>>>

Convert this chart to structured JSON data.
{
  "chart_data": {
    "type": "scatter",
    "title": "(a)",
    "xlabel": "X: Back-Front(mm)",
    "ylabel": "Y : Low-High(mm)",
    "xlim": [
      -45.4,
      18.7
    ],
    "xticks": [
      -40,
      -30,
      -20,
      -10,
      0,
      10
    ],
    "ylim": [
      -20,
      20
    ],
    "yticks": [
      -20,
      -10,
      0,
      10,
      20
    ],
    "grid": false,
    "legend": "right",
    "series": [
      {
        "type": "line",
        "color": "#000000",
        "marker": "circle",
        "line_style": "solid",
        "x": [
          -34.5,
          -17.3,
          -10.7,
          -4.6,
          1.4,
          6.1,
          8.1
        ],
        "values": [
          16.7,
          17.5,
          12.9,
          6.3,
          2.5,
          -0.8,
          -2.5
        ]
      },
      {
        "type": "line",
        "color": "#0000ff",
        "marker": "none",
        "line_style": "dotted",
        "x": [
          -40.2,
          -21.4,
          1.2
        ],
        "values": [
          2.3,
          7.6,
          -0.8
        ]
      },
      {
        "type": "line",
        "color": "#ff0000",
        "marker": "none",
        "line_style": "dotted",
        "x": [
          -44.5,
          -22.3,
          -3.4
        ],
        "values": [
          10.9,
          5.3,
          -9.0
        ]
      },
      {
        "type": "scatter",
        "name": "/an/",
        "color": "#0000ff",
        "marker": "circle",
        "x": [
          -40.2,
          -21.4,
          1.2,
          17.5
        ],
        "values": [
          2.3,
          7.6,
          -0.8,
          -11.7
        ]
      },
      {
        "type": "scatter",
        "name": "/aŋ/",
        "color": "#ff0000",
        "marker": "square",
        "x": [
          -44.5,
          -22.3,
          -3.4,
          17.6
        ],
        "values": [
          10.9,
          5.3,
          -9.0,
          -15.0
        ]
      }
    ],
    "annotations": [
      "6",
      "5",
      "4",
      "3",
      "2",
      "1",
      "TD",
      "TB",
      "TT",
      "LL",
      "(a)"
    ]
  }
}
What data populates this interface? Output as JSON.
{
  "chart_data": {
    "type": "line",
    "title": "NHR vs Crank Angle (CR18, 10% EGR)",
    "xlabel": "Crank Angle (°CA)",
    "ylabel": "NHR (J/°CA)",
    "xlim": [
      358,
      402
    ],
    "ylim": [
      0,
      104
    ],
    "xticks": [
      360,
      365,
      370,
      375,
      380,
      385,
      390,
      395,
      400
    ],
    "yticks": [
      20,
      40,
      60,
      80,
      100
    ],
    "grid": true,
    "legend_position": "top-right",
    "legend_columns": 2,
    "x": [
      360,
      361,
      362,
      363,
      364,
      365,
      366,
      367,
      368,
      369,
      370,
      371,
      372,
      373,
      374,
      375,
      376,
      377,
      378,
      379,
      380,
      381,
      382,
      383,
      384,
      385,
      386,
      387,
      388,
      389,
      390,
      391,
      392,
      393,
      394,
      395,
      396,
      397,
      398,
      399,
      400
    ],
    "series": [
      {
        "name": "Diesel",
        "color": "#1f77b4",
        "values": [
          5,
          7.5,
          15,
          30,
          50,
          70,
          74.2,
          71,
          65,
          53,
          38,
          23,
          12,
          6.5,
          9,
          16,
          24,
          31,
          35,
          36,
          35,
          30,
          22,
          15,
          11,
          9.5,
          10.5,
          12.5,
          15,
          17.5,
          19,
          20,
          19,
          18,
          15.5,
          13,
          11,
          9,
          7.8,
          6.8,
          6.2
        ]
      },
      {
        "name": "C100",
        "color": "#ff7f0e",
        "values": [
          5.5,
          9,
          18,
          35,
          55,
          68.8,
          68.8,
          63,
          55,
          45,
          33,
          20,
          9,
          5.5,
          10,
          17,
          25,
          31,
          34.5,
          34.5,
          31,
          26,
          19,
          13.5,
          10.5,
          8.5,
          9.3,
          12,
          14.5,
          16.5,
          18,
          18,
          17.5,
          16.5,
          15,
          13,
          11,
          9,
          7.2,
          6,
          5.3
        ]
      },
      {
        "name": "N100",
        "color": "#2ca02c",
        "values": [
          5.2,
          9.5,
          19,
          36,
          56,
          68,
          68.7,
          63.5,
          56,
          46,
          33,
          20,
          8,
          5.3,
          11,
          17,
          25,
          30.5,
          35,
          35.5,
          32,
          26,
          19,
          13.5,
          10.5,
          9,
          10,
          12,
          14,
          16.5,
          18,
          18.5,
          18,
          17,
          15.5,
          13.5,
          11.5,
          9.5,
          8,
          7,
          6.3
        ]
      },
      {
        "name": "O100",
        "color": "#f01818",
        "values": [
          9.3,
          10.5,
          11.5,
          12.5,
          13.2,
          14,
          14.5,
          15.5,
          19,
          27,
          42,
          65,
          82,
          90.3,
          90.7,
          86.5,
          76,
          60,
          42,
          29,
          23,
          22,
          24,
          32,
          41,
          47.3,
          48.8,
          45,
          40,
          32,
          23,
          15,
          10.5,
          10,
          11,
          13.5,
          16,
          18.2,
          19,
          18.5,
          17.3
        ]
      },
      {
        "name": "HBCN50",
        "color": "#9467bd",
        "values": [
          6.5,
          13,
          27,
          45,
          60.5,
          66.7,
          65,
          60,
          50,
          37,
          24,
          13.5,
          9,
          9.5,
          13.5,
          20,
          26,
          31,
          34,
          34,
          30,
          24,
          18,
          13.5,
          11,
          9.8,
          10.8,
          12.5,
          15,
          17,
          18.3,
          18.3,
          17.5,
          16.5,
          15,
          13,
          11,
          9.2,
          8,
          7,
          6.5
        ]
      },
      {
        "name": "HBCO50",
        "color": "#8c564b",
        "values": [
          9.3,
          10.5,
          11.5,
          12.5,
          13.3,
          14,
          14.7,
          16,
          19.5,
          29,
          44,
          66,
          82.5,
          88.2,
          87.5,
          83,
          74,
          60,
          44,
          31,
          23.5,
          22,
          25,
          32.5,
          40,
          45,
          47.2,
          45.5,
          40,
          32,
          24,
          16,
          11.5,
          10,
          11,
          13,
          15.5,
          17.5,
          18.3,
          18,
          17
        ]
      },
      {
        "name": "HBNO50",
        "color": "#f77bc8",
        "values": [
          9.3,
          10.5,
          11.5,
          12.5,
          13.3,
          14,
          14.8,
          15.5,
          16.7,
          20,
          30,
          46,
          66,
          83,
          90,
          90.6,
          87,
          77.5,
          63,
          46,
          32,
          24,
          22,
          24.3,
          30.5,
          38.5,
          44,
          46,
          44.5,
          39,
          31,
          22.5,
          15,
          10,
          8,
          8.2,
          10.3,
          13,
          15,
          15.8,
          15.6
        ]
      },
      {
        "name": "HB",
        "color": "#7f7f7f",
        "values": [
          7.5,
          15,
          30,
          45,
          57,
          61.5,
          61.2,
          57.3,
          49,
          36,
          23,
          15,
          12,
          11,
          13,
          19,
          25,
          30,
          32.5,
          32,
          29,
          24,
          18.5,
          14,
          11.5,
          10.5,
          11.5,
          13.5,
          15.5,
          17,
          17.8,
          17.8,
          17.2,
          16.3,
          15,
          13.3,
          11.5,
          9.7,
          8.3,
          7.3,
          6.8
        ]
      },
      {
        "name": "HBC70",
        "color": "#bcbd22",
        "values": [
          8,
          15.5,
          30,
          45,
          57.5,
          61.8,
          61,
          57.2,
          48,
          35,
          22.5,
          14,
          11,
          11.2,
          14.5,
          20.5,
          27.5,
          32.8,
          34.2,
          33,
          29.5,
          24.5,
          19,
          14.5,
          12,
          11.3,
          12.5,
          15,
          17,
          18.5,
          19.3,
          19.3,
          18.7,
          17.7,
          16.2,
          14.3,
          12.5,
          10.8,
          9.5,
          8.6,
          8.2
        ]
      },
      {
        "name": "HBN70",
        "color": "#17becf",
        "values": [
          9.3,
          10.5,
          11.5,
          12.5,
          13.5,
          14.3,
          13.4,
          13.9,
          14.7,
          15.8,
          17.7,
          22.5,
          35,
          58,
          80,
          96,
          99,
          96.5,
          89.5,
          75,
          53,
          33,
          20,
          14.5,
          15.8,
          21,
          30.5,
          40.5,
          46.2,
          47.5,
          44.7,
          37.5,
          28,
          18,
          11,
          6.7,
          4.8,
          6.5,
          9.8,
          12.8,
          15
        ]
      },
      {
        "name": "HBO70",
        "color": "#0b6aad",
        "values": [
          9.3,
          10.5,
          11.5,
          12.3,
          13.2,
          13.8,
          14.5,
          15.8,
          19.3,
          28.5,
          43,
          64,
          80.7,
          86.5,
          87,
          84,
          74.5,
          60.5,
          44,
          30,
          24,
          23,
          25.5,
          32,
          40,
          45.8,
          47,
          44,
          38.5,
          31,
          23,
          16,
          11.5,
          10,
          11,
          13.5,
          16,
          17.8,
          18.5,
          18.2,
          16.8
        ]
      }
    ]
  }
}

<<<

Your objective: Identify every line where the string "this" appears.

Output of the task:
Convert this chart to structured JSON data.
What data populates this interface? Output as JSON.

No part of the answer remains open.